## TASK DETAILS
Could you print all the entries exactly?
---- EXCERPTED DATA
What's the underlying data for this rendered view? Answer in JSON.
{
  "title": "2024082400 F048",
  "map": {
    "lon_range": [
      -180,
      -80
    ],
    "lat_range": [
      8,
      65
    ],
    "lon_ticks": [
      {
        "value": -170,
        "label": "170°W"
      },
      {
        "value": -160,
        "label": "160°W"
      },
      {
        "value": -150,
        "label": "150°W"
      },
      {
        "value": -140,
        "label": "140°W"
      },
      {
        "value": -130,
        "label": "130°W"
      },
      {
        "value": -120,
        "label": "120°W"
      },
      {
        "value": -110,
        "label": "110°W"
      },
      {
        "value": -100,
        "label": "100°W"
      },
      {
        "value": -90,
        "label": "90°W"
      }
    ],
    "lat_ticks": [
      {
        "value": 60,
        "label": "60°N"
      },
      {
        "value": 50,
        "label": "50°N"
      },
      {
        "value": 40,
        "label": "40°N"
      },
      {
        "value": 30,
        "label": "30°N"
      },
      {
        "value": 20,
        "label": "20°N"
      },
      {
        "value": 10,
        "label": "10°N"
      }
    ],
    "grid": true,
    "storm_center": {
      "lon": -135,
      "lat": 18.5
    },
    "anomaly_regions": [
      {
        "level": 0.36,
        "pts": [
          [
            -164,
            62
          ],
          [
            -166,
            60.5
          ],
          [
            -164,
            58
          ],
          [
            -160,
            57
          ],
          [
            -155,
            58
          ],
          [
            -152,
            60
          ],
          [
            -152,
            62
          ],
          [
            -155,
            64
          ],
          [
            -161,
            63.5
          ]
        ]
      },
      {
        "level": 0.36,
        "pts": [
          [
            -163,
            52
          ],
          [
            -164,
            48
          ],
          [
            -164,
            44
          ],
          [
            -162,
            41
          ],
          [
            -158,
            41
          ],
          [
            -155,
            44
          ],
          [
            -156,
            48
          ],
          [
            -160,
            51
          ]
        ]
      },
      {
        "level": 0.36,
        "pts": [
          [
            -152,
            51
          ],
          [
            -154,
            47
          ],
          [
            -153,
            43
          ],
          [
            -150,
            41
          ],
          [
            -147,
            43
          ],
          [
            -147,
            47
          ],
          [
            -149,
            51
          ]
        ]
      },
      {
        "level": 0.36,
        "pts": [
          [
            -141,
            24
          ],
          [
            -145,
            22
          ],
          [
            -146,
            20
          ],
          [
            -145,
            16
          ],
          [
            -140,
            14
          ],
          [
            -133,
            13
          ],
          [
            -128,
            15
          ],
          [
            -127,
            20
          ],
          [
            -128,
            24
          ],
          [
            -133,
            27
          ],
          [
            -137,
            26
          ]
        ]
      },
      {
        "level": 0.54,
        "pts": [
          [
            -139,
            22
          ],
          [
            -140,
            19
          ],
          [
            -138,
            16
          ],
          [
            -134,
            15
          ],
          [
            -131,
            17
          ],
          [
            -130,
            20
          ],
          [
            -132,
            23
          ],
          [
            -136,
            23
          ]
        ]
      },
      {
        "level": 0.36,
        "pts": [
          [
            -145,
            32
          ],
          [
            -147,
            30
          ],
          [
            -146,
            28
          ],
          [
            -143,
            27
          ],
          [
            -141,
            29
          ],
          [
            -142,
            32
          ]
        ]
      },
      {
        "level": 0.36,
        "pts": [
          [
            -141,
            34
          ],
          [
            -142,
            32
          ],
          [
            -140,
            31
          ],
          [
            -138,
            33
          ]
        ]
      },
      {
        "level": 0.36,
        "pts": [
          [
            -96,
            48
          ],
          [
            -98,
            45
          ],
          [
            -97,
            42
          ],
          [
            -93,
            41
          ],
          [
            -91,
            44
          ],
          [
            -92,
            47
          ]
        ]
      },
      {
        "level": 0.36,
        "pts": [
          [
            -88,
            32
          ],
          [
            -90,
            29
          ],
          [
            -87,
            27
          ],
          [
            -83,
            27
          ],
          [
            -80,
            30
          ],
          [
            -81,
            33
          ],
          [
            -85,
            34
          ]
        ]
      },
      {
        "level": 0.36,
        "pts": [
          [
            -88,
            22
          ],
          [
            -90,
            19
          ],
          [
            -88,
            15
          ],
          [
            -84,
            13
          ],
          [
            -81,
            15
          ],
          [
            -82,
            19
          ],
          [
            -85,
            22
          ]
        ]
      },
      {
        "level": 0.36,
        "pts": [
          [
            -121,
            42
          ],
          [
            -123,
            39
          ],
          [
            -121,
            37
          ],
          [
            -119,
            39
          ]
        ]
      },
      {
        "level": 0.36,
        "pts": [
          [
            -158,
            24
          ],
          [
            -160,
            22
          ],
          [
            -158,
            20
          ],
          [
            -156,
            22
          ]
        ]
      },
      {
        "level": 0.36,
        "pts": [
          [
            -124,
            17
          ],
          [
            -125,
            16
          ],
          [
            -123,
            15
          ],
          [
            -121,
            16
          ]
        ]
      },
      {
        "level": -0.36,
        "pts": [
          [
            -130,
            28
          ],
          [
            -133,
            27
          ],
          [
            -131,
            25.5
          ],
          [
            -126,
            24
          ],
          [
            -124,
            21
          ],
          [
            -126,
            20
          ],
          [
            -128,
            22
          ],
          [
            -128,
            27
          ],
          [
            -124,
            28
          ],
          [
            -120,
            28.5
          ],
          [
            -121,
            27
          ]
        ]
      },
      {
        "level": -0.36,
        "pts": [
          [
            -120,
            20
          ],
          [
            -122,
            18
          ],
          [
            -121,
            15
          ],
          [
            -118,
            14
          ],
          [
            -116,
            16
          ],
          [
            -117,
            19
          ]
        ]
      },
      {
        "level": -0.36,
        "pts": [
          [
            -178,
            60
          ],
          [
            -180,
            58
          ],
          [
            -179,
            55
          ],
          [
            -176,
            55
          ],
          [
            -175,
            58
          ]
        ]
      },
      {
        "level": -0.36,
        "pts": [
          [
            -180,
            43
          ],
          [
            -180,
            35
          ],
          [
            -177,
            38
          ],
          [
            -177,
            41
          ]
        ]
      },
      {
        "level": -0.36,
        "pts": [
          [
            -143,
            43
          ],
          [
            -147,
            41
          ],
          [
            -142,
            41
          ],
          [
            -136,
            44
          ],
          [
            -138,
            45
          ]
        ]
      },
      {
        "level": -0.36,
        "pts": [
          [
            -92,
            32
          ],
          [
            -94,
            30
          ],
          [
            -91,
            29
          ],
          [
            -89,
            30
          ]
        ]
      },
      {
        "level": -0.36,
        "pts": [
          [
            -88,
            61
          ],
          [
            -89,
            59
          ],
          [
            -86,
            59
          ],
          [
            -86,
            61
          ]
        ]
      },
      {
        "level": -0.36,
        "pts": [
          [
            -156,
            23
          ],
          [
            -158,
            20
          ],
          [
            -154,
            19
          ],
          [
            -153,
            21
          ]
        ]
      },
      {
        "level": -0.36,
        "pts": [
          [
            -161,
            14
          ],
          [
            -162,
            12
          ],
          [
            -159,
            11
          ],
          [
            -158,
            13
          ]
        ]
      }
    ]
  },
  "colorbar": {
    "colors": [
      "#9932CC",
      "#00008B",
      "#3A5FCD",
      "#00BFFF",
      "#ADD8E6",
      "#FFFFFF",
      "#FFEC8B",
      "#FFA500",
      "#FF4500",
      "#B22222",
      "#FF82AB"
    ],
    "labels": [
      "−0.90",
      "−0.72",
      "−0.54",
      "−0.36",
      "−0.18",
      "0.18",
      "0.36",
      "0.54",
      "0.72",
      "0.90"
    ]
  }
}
--------
## WRITTEN RESPONSE
What's the underlying data for this rendered view? Answer in JSON.
{
  "title": "2024082400 F048",
  "map": {
    "lon_range": [
      -180,
      -80
    ],
    "lat_range": [
      8,
      65
    ],
    "lon_ticks": [
      {
        "value": -170,
        "label": "170°W"
      },
      {
        "value": -160,
        "label": "160°W"
      },
      {
        "value": -150,
        "label": "150°W"
      },
      {
        "value": -140,
        "label": "140°W"
      },
      {
        "value": -130,
        "label": "130°W"
      },
      {
        "value": -120,
        "label": "120°W"
      },
      {
        "value": -110,
        "label": "110°W"
      },
      {
        "value": -100,
        "label": "100°W"
      },
      {
        "value": -90,
        "label": "90°W"
      }
    ],
    "lat_ticks": [
      {
        "value": 60,
        "label": "60°N"
      },
      {
        "value": 50,
        "label": "50°N"
      },
      {
        "value": 40,
        "label": "40°N"
      },
      {
        "value": 30,
        "label": "30°N"
      },
      {
        "value": 20,
        "label": "20°N"
      },
      {
        "value": 10,
        "label": "10°N"
      }
    ],
    "grid": true,
    "storm_center": {
      "lon": -135,
      "lat": 18.5
    },
    "anomaly_regions": [
      {
        "level": 0.36,
        "pts": [
          [
            -164,
            62
          ],
          [
            -166,
            60.5
          ],
          [
            -164,
            58
          ],
          [
            -160,
            57
          ],
          [
            -155,
            58
          ],
          [
            -152,
            60
          ],
          [
            -152,
            62
          ],
          [
            -155,
            64
          ],
          [
            -161,
            63.5
          ]
        ]
      },
      {
        "level": 0.36,
        "pts": [
          [
            -163,
            52
          ],
          [
            -164,
            48
          ],
          [
            -164,
            44
          ],
          [
            -162,
            41
          ],
          [
            -158,
            41
          ],
          [
            -155,
            44
          ],
          [
            -156,
            48
          ],
          [
            -160,
            51
          ]
        ]
      },
      {
        "level": 0.36,
        "pts": [
          [
            -152,
            51
          ],
          [
            -154,
            47
          ],
          [
            -153,
            43
          ],
          [
            -150,
            41
          ],
          [
            -147,
            43
          ],
          [
            -147,
            47
          ],
          [
            -149,
            51
          ]
        ]
      },
      {
        "level": 0.36,
        "pts": [
          [
            -141,
            24
          ],
          [
            -145,
            22
          ],
          [
            -146,
            20
          ],
          [
            -145,
            16
          ],
          [
            -140,
            14
          ],
          [
            -133,
            13
          ],
          [
            -128,
            15
          ],
          [
            -127,
            20
          ],
          [
            -128,
            24
          ],
          [
            -133,
            27
          ],
          [
            -137,
            26
          ]
        ]
      },
      {
        "level": 0.54,
        "pts": [
          [
            -139,
            22
          ],
          [
            -140,
            19
          ],
          [
            -138,
            16
          ],
          [
            -134,
            15
          ],
          [
            -131,
            17
          ],
          [
            -130,
            20
          ],
          [
            -132,
            23
          ],
          [
            -136,
            23
          ]
        ]
      },
      {
        "level": 0.36,
        "pts": [
          [
            -145,
            32
          ],
          [
            -147,
            30
          ],
          [
            -146,
            28
          ],
          [
            -143,
            27
          ],
          [
            -141,
            29
          ],
          [
            -142,
            32
          ]
        ]
      },
      {
        "level": 0.36,
        "pts": [
          [
            -141,
            34
          ],
          [
            -142,
            32
          ],
          [
            -140,
            31
          ],
          [
            -138,
            33
          ]
        ]
      },
      {
        "level": 0.36,
        "pts": [
          [
            -96,
            48
          ],
          [
            -98,
            45
          ],
          [
            -97,
            42
          ],
          [
            -93,
            41
          ],
          [
            -91,
            44
          ],
          [
            -92,
            47
          ]
        ]
      },
      {
        "level": 0.36,
        "pts": [
          [
            -88,
            32
          ],
          [
            -90,
            29
          ],
          [
            -87,
            27
          ],
          [
            -83,
            27
          ],
          [
            -80,
            30
          ],
          [
            -81,
            33
          ],
          [
            -85,
            34
          ]
        ]
      },
      {
        "level": 0.36,
        "pts": [
          [
            -88,
            22
          ],
          [
            -90,
            19
          ],
          [
            -88,
            15
          ],
          [
            -84,
            13
          ],
          [
            -81,
            15
          ],
          [
            -82,
            19
          ],
          [
            -85,
            22
          ]
        ]
      },
      {
        "level": 0.36,
        "pts": [
          [
            -121,
            42
          ],
          [
            -123,
            39
          ],
          [
            -121,
            37
          ],
          [
            -119,
            39
          ]
        ]
      },
      {
        "level": 0.36,
        "pts": [
          [
            -158,
            24
          ],
          [
            -160,
            22
          ],
          [
            -158,
            20
          ],
          [
            -156,
            22
          ]
        ]
      },
      {
        "level": 0.36,
        "pts": [
          [
            -124,
            17
          ],
          [
            -125,
            16
          ],
          [
            -123,
            15
          ],
          [
            -121,
            16
          ]
        ]
      },
      {
        "level": -0.36,
        "pts": [
          [
            -130,
            28
          ],
          [
            -133,
            27
          ],
          [
            -131,
            25.5
          ],
          [
            -126,
            24
          ],
          [
            -124,
            21
          ],
          [
            -126,
            20
          ],
          [
            -128,
            22
          ],
          [
            -128,
            27
          ],
          [
            -124,
            28
          ],
          [
            -120,
            28.5
          ],
          [
            -121,
            27
          ]
        ]
      },
      {
        "level": -0.36,
        "pts": [
          [
            -120,
            20
          ],
          [
            -122,
            18
          ],
          [
            -121,
            15
          ],
          [
            -118,
            14
          ],
          [
            -116,
            16
          ],
          [
            -117,
            19
          ]
        ]
      },
      {
        "level": -0.36,
        "pts": [
          [
            -178,
            60
          ],
          [
            -180,
            58
          ],
          [
            -179,
            55
          ],
          [
            -176,
            55
          ],
          [
            -175,
            58
          ]
        ]
      },
      {
        "level": -0.36,
        "pts": [
          [
            -180,
            43
          ],
          [
            -180,
            35
          ],
          [
            -177,
            38
          ],
          [
            -177,
            41
          ]
        ]
      },
      {
        "level": -0.36,
        "pts": [
          [
            -143,
            43
          ],
          [
            -147,
            41
          ],
          [
            -142,
            41
          ],
          [
            -136,
            44
          ],
          [
            -138,
            45
          ]
        ]
      },
      {
        "level": -0.36,
        "pts": [
          [
            -92,
            32
          ],
          [
            -94,
            30
          ],
          [
            -91,
            29
          ],
          [
            -89,
            30
          ]
        ]
      },
      {
        "level": -0.36,
        "pts": [
          [
            -88,
            61
          ],
          [
            -89,
            59
          ],
          [
            -86,
            59
          ],
          [
            -86,
            61
          ]
        ]
      },
      {
        "level": -0.36,
        "pts": [
          [
            -156,
            23
          ],
          [
            -158,
            20
          ],
          [
            -154,
            19
          ],
          [
            -153,
            21
          ]
        ]
      },
      {
        "level": -0.36,
        "pts": [
          [
            -161,
            14
          ],
          [
            -162,
            12
          ],
          [
            -159,
            11
          ],
          [
            -158,
            13
          ]
        ]
      }
    ]
  },
  "colorbar": {
    "colors": [
      "#9932CC",
      "#00008B",
      "#3A5FCD",
      "#00BFFF",
      "#ADD8E6",
      "#FFFFFF",
      "#FFEC8B",
      "#FFA500",
      "#FF4500",
      "#B22222",
      "#FF82AB"
    ],
    "labels": [
      "−0.90",
      "−0.72",
      "−0.54",
      "−0.36",
      "−0.18",
      "0.18",
      "0.36",
      "0.54",
      "0.72",
      "0.90"
    ]
  }
}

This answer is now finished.